> _RECORD LIST_:
= = =

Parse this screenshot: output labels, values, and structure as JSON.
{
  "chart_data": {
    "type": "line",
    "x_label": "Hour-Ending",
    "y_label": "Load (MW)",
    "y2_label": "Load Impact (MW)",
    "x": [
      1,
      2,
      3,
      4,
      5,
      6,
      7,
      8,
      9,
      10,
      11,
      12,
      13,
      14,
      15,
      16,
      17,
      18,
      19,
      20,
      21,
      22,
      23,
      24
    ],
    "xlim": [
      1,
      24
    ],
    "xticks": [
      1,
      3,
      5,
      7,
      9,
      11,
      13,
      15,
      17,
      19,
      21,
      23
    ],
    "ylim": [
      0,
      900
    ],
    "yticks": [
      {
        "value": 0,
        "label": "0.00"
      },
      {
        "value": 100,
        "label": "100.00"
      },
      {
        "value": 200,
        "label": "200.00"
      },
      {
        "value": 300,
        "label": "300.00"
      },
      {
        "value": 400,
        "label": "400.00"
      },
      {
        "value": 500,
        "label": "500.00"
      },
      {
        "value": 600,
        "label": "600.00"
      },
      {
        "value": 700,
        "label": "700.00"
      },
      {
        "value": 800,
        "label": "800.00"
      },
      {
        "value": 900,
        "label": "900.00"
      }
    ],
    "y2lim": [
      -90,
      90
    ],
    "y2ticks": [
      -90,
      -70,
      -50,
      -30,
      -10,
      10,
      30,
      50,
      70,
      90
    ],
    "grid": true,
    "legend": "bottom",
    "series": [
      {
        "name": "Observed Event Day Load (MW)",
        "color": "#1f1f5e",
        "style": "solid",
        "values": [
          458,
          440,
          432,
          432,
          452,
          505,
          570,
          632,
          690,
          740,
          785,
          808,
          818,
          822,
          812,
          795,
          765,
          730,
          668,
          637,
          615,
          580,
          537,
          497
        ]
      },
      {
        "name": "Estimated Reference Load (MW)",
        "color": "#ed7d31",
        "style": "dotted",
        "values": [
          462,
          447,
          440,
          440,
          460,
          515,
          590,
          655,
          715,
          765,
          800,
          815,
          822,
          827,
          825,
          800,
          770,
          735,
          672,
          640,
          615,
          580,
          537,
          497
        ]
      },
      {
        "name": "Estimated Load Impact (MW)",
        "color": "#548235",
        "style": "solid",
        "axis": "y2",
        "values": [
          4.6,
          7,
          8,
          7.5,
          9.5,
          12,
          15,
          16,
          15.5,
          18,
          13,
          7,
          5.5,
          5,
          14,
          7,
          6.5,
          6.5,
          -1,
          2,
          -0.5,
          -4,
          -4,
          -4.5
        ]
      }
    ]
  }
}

= = =

Using the entries above, please restate each one word for word.

> _ANSWER IN FULL_:
Parse this screenshot: output labels, values, and structure as JSON.
{
  "chart_data": {
    "type": "line",
    "x_label": "Hour-Ending",
    "y_label": "Load (MW)",
    "y2_label": "Load Impact (MW)",
    "x": [
      1,
      2,
      3,
      4,
      5,
      6,
      7,
      8,
      9,
      10,
      11,
      12,
      13,
      14,
      15,
      16,
      17,
      18,
      19,
      20,
      21,
      22,
      23,
      24
    ],
    "xlim": [
      1,
      24
    ],
    "xticks": [
      1,
      3,
      5,
      7,
      9,
      11,
      13,
      15,
      17,
      19,
      21,
      23
    ],
    "ylim": [
      0,
      900
    ],
    "yticks": [
      {
        "value": 0,
        "label": "0.00"
      },
      {
        "value": 100,
        "label": "100.00"
      },
      {
        "value": 200,
        "label": "200.00"
      },
      {
        "value": 300,
        "label": "300.00"
      },
      {
        "value": 400,
        "label": "400.00"
      },
      {
        "value": 500,
        "label": "500.00"
      },
      {
        "value": 600,
        "label": "600.00"
      },
      {
        "value": 700,
        "label": "700.00"
      },
      {
        "value": 800,
        "label": "800.00"
      },
      {
        "value": 900,
        "label": "900.00"
      }
    ],
    "y2lim": [
      -90,
      90
    ],
    "y2ticks": [
      -90,
      -70,
      -50,
      -30,
      -10,
      10,
      30,
      50,
      70,
      90
    ],
    "grid": true,
    "legend": "bottom",
    "series": [
      {
        "name": "Observed Event Day Load (MW)",
        "color": "#1f1f5e",
        "style": "solid",
        "values": [
          458,
          440,
          432,
          432,
          452,
          505,
          570,
          632,
          690,
          740,
          785,
          808,
          818,
          822,
          812,
          795,
          765,
          730,
          668,
          637,
          615,
          580,
          537,
          497
        ]
      },
      {
        "name": "Estimated Reference Load (MW)",
        "color": "#ed7d31",
        "style": "dotted",
        "values": [
          462,
          447,
          440,
          440,
          460,
          515,
          590,
          655,
          715,
          765,
          800,
          815,
          822,
          827,
          825,
          800,
          770,
          735,
          672,
          640,
          615,
          580,
          537,
          497
        ]
      },
      {
        "name": "Estimated Load Impact (MW)",
        "color": "#548235",
        "style": "solid",
        "axis": "y2",
        "values": [
          4.6,
          7,
          8,
          7.5,
          9.5,
          12,
          15,
          16,
          15.5,
          18,
          13,
          7,
          5.5,
          5,
          14,
          7,
          6.5,
          6.5,
          -1,
          2,
          -0.5,
          -4,
          -4,
          -4.5
        ]
      }
    ]
  }
}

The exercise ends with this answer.